* _AIM OF THE TASK_
Copy out each line that includes the word "mmol".
# Start of DATA FOR PROCESSING
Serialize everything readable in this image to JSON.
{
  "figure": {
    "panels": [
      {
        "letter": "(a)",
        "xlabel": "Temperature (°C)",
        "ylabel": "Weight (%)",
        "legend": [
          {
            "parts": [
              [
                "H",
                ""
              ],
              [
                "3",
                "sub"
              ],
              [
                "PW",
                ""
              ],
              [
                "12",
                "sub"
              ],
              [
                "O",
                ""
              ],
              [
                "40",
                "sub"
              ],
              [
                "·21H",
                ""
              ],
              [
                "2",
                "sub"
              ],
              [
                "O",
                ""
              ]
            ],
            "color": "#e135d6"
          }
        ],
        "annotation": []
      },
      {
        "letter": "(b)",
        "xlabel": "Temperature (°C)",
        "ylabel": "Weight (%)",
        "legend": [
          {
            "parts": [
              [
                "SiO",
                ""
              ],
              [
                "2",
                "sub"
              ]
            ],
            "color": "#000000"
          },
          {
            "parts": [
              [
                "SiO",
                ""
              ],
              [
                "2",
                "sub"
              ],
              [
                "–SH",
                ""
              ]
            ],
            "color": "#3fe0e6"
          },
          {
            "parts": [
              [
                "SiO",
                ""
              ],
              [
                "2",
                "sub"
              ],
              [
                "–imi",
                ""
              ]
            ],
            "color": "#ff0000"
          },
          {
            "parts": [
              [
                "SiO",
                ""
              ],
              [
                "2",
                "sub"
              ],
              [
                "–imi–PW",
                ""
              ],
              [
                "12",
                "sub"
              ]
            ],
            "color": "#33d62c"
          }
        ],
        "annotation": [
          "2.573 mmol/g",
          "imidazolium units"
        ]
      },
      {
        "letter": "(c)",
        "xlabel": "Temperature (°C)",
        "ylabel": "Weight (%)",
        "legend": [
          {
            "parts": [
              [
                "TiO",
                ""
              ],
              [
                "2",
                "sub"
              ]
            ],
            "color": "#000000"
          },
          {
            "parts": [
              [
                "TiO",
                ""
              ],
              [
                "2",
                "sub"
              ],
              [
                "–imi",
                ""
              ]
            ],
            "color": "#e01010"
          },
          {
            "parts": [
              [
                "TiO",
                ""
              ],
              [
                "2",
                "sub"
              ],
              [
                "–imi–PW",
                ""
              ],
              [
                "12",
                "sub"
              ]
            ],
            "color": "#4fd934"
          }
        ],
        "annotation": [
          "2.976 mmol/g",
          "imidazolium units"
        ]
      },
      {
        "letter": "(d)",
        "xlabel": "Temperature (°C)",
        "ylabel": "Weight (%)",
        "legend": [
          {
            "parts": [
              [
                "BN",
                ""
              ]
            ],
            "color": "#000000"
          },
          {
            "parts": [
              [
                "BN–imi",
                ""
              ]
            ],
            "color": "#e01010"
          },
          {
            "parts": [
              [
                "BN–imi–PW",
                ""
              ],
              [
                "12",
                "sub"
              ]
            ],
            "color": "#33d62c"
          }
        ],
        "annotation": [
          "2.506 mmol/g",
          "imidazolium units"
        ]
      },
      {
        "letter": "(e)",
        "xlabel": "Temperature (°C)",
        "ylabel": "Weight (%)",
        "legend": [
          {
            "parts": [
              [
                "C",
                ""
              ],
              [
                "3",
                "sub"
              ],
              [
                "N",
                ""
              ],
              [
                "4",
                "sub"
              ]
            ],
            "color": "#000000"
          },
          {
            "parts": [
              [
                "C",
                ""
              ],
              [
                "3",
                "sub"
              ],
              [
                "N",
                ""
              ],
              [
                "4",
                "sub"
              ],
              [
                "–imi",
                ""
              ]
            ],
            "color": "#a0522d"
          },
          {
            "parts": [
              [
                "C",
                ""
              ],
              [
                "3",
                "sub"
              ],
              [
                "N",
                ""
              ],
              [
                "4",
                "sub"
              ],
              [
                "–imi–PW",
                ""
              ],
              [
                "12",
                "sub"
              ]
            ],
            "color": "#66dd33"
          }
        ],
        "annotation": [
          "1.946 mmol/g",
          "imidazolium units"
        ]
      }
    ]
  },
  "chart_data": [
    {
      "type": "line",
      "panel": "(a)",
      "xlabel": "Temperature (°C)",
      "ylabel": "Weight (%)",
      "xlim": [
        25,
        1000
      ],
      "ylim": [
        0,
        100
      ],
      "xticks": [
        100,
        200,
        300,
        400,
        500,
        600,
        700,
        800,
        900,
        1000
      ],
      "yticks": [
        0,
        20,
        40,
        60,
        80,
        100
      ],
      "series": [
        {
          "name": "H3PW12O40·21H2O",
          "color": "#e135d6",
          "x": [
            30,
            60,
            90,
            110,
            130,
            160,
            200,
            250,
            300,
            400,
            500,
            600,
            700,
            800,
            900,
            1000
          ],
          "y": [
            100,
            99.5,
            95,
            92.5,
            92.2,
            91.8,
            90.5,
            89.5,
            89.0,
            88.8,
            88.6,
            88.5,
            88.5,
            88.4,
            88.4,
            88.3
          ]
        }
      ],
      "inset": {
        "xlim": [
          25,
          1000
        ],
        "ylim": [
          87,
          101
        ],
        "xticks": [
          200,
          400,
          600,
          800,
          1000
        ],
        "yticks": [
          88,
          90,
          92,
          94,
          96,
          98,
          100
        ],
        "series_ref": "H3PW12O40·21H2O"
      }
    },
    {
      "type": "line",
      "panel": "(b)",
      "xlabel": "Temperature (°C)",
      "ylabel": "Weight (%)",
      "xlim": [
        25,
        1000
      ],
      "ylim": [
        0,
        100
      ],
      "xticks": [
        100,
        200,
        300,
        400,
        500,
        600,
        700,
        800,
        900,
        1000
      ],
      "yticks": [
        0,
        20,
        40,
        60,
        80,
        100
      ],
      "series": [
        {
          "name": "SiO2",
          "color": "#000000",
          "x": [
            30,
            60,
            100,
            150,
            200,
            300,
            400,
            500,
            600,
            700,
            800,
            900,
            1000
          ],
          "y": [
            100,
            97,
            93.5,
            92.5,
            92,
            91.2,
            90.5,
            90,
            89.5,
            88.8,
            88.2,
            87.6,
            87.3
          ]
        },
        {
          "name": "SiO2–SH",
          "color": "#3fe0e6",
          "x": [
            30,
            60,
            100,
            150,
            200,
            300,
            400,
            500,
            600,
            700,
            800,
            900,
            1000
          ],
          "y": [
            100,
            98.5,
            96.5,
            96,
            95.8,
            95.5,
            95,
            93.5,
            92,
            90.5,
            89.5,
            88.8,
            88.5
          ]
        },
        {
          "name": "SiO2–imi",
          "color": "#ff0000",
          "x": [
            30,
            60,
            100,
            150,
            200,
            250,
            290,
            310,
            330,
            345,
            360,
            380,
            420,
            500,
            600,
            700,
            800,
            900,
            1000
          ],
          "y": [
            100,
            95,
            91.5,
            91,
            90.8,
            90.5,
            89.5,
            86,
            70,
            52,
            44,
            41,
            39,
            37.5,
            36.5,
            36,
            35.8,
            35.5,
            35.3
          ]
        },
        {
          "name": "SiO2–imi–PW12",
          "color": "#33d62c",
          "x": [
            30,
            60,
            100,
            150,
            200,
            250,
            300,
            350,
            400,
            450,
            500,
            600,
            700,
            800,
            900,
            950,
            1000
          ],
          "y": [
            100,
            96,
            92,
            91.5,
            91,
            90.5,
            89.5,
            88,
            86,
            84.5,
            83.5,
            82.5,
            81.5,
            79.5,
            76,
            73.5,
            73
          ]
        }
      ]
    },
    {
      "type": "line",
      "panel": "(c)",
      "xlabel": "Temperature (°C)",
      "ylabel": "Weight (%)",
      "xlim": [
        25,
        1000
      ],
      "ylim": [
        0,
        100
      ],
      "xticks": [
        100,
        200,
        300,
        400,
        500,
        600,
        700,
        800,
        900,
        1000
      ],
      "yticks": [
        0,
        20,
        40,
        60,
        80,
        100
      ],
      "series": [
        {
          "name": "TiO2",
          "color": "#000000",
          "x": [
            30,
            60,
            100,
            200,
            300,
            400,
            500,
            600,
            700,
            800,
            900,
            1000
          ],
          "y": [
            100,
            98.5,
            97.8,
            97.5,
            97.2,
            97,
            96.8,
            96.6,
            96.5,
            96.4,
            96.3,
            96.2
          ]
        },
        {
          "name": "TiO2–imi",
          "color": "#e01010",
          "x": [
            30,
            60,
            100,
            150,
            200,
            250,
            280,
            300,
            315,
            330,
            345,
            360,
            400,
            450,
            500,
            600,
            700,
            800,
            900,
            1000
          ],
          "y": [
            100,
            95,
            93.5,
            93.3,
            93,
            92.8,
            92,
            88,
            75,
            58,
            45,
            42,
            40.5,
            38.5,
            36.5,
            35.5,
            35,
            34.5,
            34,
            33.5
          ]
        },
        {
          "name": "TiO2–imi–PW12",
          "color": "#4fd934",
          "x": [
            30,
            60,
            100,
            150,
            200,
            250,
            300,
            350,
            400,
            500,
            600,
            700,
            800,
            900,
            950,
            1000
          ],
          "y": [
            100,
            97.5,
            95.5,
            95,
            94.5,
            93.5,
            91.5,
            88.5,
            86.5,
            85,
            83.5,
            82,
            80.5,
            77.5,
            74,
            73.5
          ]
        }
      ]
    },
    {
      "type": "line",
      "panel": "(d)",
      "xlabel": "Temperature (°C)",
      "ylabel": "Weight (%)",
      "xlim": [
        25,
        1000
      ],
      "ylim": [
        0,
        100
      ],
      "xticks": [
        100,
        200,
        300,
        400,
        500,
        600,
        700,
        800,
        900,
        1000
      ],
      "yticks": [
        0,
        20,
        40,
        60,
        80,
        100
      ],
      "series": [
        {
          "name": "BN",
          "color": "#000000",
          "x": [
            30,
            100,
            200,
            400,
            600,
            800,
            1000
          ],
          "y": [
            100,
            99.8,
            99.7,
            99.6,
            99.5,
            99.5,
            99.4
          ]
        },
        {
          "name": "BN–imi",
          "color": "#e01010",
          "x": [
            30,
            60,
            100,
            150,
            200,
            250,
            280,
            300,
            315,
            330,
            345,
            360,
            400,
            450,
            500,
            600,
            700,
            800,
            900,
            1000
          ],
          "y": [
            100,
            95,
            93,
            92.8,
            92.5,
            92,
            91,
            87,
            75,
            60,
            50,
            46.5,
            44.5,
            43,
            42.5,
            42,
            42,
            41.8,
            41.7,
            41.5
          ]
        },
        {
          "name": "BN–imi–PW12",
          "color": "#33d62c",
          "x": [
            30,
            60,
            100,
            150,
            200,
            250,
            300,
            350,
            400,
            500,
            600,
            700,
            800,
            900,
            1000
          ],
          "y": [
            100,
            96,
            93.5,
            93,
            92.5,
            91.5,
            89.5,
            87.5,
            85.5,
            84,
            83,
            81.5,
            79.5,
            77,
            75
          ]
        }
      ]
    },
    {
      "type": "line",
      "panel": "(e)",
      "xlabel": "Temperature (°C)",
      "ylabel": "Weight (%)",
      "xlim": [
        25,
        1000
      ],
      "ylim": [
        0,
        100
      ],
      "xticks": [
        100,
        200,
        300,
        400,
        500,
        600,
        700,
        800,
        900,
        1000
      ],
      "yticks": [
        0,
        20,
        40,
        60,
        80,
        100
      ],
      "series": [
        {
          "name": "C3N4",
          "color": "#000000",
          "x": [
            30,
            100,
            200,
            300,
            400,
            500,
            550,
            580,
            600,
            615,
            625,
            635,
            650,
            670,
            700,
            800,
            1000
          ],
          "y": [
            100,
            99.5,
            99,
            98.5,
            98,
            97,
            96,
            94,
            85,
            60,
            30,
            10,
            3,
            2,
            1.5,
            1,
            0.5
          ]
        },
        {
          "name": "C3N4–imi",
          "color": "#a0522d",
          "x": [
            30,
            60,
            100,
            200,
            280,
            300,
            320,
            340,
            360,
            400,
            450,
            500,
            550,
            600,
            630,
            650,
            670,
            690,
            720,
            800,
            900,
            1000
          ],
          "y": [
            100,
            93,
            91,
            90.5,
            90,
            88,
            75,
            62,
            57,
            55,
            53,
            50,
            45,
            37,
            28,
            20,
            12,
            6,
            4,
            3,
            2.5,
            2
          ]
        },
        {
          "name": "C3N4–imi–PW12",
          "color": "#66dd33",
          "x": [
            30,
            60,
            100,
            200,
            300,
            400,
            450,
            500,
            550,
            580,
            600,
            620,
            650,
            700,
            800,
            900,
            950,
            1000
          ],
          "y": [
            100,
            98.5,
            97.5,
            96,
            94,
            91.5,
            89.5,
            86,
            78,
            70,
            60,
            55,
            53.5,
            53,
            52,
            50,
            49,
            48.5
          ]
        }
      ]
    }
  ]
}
# End of DATA FOR PROCESSING
* _REPLY TO THE EXERCISE_
          "2.573 mmol/g",
          "2.976 mmol/g",
          "2.506 mmol/g",
          "1.946 mmol/g",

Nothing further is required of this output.